- **What you are asked to do**
Gather all lines containing the string "duration" and copy them out.

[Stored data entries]
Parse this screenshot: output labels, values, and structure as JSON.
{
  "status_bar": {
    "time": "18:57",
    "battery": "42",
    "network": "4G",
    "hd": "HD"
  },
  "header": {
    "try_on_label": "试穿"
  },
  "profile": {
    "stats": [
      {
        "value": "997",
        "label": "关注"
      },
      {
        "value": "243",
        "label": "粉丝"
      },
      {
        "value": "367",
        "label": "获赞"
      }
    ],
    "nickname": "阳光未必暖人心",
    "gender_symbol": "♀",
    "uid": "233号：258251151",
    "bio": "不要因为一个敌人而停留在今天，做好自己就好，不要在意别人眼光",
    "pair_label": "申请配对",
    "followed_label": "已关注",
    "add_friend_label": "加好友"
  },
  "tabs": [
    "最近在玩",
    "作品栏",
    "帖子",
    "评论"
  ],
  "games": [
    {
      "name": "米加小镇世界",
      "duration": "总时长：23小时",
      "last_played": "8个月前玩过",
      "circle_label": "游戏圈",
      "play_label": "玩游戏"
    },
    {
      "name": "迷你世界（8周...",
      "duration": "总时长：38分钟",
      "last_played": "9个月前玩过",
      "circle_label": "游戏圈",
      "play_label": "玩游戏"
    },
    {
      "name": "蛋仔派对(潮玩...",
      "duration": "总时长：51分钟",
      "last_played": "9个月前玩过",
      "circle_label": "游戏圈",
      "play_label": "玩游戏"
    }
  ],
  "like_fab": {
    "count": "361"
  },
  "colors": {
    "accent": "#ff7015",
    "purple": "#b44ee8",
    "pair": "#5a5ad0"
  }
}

- **Correct output**
      "duration": "总时长：23小时",
      "duration": "总时长：38分钟",
      "duration": "总时长：51分钟",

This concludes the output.